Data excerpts
-- begin --

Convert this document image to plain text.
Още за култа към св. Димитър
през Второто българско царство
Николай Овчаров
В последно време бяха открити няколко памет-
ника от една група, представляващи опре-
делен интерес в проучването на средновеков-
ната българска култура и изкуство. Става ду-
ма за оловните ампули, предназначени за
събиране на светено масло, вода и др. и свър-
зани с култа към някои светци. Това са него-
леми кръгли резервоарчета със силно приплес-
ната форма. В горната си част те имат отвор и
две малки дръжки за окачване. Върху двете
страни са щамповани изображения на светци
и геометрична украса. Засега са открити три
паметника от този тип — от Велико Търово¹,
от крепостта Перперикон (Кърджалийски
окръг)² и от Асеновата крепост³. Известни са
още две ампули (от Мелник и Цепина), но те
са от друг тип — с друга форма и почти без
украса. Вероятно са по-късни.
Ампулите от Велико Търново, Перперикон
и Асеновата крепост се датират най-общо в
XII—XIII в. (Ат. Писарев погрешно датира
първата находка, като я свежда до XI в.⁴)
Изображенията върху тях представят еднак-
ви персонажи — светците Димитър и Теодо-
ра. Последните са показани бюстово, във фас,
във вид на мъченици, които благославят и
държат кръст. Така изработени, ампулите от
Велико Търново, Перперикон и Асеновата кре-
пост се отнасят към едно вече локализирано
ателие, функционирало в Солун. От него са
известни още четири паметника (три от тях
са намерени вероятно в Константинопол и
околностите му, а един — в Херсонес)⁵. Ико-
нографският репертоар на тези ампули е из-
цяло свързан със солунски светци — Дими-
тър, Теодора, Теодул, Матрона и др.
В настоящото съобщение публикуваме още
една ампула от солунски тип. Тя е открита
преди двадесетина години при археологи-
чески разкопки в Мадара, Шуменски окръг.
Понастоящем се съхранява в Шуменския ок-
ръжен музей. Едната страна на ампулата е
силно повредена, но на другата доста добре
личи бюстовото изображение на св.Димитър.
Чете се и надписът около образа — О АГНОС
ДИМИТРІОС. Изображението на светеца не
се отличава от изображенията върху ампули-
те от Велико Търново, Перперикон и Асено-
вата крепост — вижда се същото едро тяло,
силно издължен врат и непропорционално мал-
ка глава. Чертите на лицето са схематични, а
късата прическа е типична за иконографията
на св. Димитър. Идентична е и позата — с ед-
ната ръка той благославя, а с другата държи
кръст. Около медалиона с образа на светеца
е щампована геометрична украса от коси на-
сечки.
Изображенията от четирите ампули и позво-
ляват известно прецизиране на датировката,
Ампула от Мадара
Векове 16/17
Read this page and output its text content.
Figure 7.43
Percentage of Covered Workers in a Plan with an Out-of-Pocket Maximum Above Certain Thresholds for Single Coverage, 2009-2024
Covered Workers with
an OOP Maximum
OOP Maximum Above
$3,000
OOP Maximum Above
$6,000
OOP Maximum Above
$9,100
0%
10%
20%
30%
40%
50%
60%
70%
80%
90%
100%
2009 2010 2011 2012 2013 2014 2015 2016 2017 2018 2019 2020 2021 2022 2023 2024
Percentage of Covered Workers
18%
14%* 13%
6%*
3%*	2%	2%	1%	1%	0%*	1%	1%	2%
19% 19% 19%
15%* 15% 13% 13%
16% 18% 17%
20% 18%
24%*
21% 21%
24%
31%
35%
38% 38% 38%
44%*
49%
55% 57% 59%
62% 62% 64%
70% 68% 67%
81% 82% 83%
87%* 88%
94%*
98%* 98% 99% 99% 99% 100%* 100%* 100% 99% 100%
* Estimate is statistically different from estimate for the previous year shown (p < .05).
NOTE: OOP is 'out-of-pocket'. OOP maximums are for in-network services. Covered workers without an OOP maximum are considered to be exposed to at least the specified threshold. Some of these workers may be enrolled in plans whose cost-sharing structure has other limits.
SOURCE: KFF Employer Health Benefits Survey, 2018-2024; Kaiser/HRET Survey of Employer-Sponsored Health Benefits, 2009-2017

-- end --

The records above need to be transcribed in full. Keep every character unchanged.

Convert this document image to plain text.
Още за култа към св. Димитър
през Второто българско царство
Николай Овчаров
В последно време бяха открити няколко памет-
ника от една група, представляващи опре-
делен интерес в проучването на средновеков-
ната българска култура и изкуство. Става ду-
ма за оловните ампули, предназначени за
събиране на светено масло, вода и др. и свър-
зани с култа към някои светци. Това са него-
леми кръгли резервоарчета със силно приплес-
ната форма. В горната си част те имат отвор и
две малки дръжки за окачване. Върху двете
страни са щамповани изображения на светци
и геометрична украса. Засега са открити три
паметника от този тип — от Велико Търово¹,
от крепостта Перперикон (Кърджалийски
окръг)² и от Асеновата крепост³. Известни са
още две ампули (от Мелник и Цепина), но те
са от друг тип — с друга форма и почти без
украса. Вероятно са по-късни.
Ампулите от Велико Търново, Перперикон
и Асеновата крепост се датират най-общо в
XII—XIII в. (Ат. Писарев погрешно датира
първата находка, като я свежда до XI в.⁴)
Изображенията върху тях представят еднак-
ви персонажи — светците Димитър и Теодо-
ра. Последните са показани бюстово, във фас,
във вид на мъченици, които благославят и
държат кръст. Така изработени, ампулите от
Велико Търново, Перперикон и Асеновата кре-
пост се отнасят към едно вече локализирано
ателие, функционирало в Солун. От него са
известни още четири паметника (три от тях
са намерени вероятно в Константинопол и
околностите му, а един — в Херсонес)⁵. Ико-
нографският репертоар на тези ампули е из-
цяло свързан със солунски светци — Дими-
тър, Теодора, Теодул, Матрона и др.
В настоящото съобщение публикуваме още
една ампула от солунски тип. Тя е открита
преди двадесетина години при археологи-
чески разкопки в Мадара, Шуменски окръг.
Понастоящем се съхранява в Шуменския ок-
ръжен музей. Едната страна на ампулата е
силно повредена, но на другата доста добре
личи бюстовото изображение на св.Димитър.
Чете се и надписът около образа — О АГНОС
ДИМИТРІОС. Изображението на светеца не
се отличава от изображенията върху ампули-
те от Велико Търново, Перперикон и Асено-
вата крепост — вижда се същото едро тяло,
силно издължен врат и непропорционално мал-
ка глава. Чертите на лицето са схематични, а
късата прическа е типична за иконографията
на св. Димитър. Идентична е и позата — с ед-
ната ръка той благославя, а с другата държи
кръст. Около медалиона с образа на светеца
е щампована геометрична украса от коси на-
сечки.
Изображенията от четирите ампули и позво-
ляват известно прецизиране на датировката,
Ампула от Мадара
Векове 16/17
Read this page and output its text content.
Figure 7.43
Percentage of Covered Workers in a Plan with an Out-of-Pocket Maximum Above Certain Thresholds for Single Coverage, 2009-2024
Covered Workers with
an OOP Maximum
OOP Maximum Above
$3,000
OOP Maximum Above
$6,000
OOP Maximum Above
$9,100
0%
10%
20%
30%
40%
50%
60%
70%
80%
90%
100%
2009 2010 2011 2012 2013 2014 2015 2016 2017 2018 2019 2020 2021 2022 2023 2024
Percentage of Covered Workers
18%
14%* 13%
6%*
3%*	2%	2%	1%	1%	0%*	1%	1%	2%
19% 19% 19%
15%* 15% 13% 13%
16% 18% 17%
20% 18%
24%*
21% 21%
24%
31%
35%
38% 38% 38%
44%*
49%
55% 57% 59%
62% 62% 64%
70% 68% 67%
81% 82% 83%
87%* 88%
94%*
98%* 98% 99% 99% 99% 100%* 100%* 100% 99% 100%
* Estimate is statistically different from estimate for the previous year shown (p < .05).
NOTE: OOP is 'out-of-pocket'. OOP maximums are for in-network services. Covered workers without an OOP maximum are considered to be exposed to at least the specified threshold. Some of these workers may be enrolled in plans whose cost-sharing structure has other limits.
SOURCE: KFF Employer Health Benefits Survey, 2018-2024; Kaiser/HRET Survey of Employer-Sponsored Health Benefits, 2009-2017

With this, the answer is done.